■ **EXCERPTED RECORDS**:
┏━━
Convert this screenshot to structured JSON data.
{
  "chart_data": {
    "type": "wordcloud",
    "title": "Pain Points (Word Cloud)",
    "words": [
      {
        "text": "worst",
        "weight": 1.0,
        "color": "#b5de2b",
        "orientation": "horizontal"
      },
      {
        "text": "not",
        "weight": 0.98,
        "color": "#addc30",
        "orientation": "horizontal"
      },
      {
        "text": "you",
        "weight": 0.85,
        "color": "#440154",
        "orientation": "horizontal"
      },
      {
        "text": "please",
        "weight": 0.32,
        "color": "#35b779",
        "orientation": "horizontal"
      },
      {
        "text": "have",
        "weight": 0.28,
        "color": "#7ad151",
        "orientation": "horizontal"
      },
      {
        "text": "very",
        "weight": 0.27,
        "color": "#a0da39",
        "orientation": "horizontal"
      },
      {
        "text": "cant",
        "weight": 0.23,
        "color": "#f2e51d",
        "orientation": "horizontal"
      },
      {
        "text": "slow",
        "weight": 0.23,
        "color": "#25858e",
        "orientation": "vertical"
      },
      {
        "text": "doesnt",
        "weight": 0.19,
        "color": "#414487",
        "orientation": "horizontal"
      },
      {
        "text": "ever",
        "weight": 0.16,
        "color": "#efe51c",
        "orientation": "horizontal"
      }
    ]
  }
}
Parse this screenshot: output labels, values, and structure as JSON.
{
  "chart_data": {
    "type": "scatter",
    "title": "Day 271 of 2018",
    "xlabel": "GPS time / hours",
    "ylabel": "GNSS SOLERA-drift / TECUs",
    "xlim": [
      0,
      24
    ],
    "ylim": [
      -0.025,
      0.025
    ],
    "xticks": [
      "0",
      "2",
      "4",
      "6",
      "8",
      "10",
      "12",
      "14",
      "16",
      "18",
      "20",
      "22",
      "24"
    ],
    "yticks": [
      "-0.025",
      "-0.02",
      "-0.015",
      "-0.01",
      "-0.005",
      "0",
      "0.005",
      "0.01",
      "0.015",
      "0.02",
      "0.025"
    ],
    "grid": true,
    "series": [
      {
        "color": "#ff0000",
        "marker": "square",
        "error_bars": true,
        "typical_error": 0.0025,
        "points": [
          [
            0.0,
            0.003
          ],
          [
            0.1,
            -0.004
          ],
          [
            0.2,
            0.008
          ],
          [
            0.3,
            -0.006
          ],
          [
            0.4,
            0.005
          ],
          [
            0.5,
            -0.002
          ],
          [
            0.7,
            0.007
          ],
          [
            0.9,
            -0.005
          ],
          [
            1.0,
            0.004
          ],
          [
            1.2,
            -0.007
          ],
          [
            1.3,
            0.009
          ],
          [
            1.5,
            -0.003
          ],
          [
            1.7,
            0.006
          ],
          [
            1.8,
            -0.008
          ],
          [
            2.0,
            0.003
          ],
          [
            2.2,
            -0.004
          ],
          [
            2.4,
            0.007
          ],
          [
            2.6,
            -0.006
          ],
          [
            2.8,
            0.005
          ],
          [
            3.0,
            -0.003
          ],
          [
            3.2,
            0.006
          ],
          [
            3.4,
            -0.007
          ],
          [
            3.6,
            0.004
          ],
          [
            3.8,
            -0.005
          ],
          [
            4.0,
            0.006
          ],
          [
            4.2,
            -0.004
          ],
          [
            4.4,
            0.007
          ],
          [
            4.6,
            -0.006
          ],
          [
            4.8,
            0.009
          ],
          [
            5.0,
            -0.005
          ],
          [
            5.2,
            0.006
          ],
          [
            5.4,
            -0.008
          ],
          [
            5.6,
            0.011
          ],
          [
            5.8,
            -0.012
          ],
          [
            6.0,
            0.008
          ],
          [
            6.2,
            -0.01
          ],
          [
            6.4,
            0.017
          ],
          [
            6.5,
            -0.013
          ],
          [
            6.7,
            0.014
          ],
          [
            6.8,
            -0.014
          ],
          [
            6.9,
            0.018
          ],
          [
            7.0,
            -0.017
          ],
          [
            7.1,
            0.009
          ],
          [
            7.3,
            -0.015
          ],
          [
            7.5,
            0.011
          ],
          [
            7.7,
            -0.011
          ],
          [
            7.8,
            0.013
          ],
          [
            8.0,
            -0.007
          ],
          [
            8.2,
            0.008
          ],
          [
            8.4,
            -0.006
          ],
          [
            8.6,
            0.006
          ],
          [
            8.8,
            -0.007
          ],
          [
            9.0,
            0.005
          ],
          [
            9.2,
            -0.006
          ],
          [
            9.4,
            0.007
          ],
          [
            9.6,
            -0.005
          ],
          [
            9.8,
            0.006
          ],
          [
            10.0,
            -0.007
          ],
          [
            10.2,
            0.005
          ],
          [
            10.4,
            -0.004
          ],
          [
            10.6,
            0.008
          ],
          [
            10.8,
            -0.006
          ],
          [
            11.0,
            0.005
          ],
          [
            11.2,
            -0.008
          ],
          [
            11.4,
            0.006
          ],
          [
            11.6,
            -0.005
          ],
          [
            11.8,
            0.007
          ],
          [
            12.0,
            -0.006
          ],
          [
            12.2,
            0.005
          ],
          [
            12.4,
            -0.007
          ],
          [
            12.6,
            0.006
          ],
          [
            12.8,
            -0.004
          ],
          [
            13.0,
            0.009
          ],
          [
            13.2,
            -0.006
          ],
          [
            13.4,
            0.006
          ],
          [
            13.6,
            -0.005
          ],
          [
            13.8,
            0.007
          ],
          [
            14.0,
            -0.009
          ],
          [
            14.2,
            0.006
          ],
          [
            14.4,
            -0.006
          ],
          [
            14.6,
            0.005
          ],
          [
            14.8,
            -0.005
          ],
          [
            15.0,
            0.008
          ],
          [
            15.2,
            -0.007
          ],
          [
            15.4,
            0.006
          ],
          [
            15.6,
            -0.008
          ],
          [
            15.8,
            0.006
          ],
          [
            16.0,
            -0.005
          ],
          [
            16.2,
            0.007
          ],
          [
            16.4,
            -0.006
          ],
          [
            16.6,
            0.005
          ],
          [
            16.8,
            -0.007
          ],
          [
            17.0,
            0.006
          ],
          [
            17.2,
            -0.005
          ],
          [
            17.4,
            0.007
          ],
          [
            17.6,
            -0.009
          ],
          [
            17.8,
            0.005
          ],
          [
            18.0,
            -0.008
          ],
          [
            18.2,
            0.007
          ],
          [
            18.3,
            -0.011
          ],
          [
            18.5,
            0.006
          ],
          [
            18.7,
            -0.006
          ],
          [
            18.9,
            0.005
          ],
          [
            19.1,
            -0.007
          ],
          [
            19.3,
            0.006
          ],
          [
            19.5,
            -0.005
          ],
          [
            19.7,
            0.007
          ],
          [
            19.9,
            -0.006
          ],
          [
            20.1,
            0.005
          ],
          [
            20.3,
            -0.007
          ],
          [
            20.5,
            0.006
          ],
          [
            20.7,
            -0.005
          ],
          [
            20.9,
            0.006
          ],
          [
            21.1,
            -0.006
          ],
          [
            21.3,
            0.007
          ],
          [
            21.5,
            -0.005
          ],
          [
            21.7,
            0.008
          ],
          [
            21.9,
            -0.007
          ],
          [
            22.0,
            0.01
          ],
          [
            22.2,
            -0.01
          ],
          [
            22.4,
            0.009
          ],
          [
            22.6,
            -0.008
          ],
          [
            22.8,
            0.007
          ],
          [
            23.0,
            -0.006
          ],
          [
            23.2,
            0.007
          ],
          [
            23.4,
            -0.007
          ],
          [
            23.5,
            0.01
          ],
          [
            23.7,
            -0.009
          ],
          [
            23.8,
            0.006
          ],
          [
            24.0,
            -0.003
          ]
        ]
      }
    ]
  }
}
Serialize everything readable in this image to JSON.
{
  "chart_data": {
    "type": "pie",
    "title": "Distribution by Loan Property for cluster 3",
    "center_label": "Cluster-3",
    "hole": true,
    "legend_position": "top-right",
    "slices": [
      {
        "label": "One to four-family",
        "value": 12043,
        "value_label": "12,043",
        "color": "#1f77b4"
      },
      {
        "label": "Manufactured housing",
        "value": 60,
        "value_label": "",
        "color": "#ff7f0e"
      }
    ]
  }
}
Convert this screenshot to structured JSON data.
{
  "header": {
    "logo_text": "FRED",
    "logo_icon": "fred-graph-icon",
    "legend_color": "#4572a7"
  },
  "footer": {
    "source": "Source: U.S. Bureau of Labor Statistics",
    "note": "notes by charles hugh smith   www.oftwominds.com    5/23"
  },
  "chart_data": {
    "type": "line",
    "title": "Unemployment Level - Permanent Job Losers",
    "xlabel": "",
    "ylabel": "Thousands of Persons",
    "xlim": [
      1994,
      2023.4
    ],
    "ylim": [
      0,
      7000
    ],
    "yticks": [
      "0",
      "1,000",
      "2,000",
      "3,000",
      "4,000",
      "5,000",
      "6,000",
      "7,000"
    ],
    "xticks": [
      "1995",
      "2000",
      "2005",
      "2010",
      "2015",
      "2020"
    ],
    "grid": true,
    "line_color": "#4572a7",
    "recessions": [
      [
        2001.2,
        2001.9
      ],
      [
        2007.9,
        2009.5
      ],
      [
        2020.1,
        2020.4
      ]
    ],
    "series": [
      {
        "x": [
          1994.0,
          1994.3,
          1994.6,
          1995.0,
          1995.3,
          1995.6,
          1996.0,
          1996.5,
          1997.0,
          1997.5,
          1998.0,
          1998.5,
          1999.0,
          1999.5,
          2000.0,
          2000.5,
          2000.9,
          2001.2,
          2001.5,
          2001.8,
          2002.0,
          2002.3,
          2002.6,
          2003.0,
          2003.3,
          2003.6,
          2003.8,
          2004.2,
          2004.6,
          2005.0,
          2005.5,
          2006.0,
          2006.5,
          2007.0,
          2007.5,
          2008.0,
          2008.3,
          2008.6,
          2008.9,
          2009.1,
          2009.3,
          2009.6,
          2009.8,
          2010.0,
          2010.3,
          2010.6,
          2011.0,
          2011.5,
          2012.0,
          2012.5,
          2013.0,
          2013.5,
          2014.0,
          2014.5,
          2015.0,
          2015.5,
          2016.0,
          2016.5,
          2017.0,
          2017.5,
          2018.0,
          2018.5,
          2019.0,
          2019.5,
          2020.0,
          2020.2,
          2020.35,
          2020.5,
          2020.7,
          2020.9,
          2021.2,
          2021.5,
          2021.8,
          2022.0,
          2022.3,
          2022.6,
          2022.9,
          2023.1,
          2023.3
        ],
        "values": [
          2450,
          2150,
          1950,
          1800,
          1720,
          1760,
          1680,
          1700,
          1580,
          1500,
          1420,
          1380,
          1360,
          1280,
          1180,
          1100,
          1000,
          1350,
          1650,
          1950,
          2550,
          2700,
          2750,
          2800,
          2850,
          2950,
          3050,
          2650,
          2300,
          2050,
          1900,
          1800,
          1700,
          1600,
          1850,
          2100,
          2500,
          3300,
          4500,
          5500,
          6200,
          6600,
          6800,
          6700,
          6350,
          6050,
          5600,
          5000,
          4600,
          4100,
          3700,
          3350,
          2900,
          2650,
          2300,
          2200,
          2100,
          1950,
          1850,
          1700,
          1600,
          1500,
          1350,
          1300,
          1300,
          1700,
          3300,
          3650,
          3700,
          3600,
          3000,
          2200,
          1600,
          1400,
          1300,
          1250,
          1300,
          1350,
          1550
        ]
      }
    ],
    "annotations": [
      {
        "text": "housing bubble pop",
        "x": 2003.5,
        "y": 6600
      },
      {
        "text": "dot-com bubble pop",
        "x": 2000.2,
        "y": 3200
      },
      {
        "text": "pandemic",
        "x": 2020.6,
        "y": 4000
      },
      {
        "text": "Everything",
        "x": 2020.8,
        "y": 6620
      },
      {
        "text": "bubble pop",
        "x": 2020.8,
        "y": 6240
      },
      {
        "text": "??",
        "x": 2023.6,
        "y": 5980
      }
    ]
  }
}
┗━━
■ **WRITTEN TASK**: Copy all lines from the data that hold the word "title".

■ **FULL SOLUTION**:
    "title": "Pain Points (Word Cloud)",
    "title": "Day 271 of 2018",
    "title": "Distribution by Loan Property for cluster 3",
    "title": "Unemployment Level - Permanent Job Losers",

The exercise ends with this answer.